::: Data lines

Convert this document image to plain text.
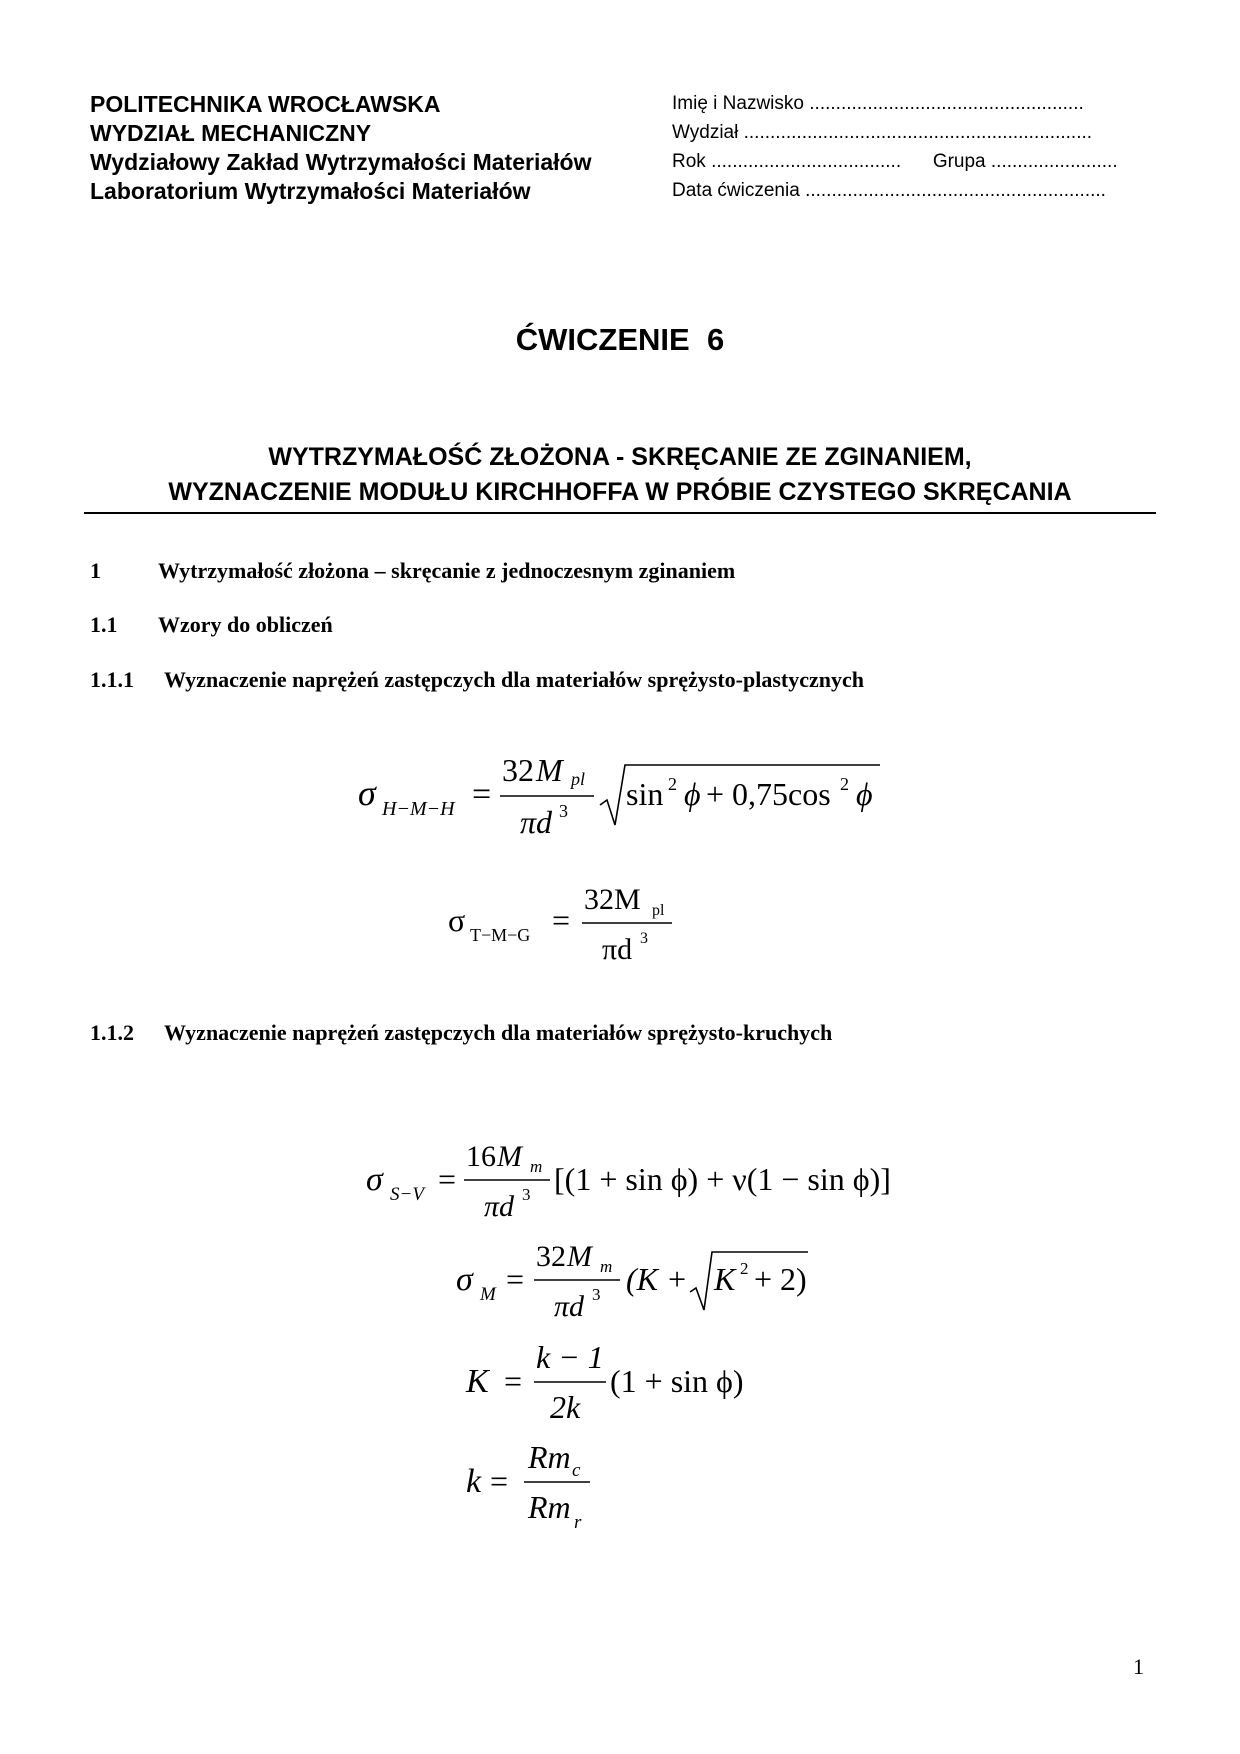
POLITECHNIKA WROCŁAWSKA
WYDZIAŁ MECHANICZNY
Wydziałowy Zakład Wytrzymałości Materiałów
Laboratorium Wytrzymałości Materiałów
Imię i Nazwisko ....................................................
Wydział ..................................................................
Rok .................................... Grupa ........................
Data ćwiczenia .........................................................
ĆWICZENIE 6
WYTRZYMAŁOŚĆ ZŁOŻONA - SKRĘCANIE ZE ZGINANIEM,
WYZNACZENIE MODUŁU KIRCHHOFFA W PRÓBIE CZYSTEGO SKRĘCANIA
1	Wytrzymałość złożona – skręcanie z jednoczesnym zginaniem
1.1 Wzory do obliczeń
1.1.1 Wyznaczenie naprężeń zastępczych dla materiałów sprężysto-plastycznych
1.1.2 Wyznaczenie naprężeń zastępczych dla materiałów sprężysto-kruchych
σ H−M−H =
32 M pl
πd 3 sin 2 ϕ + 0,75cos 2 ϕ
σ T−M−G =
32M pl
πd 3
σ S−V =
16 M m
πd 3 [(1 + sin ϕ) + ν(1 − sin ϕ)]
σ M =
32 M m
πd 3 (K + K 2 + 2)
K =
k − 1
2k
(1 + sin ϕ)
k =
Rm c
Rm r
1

::::::
::: Data lines

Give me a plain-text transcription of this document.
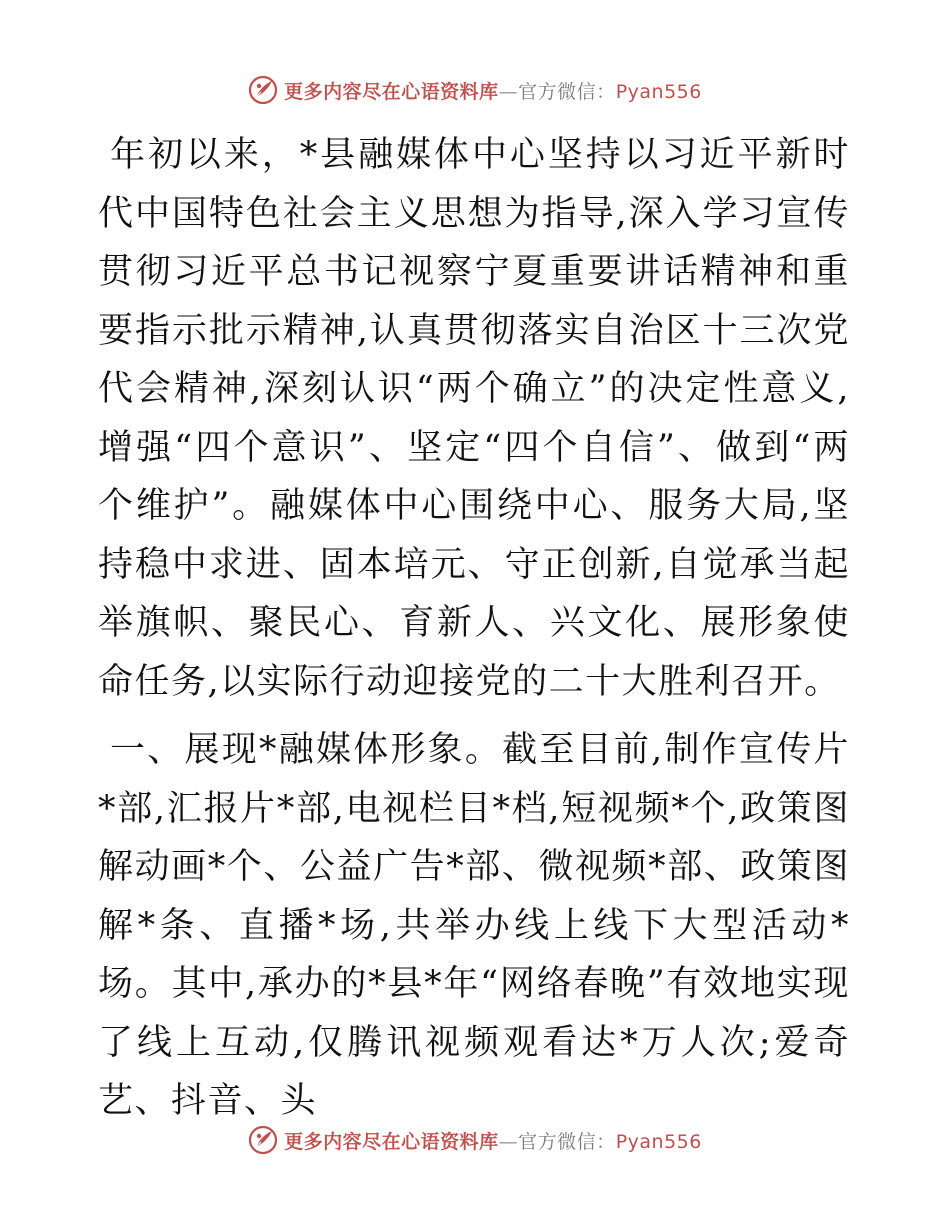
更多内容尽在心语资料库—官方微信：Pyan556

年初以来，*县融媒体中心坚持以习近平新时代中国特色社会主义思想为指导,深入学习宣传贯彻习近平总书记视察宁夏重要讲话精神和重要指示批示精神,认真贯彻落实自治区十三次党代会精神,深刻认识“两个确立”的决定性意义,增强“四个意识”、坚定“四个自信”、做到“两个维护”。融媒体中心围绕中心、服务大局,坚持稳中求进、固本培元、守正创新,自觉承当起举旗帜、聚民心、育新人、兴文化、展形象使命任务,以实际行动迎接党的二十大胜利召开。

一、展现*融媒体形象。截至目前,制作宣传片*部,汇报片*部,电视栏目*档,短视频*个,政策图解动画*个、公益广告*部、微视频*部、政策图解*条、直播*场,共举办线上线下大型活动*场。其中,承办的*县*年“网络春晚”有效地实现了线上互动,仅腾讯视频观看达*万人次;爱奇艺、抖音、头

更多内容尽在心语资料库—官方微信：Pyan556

::::::

Exercise goal
Find and copy each line above that includes the string "document".

Expected answer
Convert this document image to plain text.
Give me a plain-text transcription of this document.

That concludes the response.